### Problem
Where a line of the listing below includes the word "text", reproduce that line.
>> Begin Supplied records
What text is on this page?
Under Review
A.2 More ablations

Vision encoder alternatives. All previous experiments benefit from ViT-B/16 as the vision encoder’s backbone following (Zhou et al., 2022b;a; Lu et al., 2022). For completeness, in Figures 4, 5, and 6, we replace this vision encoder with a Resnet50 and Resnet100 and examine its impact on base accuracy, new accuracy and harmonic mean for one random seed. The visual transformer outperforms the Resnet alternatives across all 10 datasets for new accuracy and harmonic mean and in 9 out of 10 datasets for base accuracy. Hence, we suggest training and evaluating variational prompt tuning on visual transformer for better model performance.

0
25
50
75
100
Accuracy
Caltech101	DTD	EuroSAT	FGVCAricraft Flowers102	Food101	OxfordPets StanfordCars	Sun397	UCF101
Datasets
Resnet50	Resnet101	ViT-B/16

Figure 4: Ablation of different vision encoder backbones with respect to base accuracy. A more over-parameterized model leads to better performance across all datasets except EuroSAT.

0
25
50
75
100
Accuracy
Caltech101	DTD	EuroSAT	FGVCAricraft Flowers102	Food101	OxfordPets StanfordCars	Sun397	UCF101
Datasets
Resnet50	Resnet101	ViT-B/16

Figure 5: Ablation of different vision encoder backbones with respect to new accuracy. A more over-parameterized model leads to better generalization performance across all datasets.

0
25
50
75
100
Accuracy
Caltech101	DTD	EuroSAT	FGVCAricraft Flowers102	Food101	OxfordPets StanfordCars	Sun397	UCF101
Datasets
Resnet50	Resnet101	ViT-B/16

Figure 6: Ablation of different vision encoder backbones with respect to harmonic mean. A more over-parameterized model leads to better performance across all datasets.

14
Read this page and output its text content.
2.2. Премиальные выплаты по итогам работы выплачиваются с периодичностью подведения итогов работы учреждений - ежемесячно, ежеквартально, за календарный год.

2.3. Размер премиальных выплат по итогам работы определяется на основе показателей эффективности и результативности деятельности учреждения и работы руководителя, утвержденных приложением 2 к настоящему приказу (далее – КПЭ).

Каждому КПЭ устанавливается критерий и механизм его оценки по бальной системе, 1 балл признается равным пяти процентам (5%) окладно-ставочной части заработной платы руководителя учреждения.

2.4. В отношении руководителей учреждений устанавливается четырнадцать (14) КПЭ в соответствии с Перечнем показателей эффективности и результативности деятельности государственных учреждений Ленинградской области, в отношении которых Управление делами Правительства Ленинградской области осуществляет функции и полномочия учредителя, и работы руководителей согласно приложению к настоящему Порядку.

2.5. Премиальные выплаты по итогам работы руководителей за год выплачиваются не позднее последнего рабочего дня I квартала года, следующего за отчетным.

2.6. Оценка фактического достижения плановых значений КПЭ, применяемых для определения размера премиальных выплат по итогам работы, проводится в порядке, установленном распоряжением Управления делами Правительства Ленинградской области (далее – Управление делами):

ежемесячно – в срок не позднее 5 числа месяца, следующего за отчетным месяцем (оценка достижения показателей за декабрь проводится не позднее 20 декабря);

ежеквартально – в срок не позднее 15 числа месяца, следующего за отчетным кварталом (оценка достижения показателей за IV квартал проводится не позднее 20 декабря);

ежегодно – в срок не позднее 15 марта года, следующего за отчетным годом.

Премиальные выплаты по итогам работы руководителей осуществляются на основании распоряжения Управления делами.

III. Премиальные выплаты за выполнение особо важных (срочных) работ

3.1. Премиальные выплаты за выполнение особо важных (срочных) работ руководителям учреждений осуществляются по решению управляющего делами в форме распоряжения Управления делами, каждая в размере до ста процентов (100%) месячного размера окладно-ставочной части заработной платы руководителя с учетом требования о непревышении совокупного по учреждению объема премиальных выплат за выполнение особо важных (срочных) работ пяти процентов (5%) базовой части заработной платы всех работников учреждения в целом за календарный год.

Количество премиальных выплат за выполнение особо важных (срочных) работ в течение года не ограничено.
>> End Supplied records
### Answer to the exercise
What text is on this page?
Read this page and output its text content.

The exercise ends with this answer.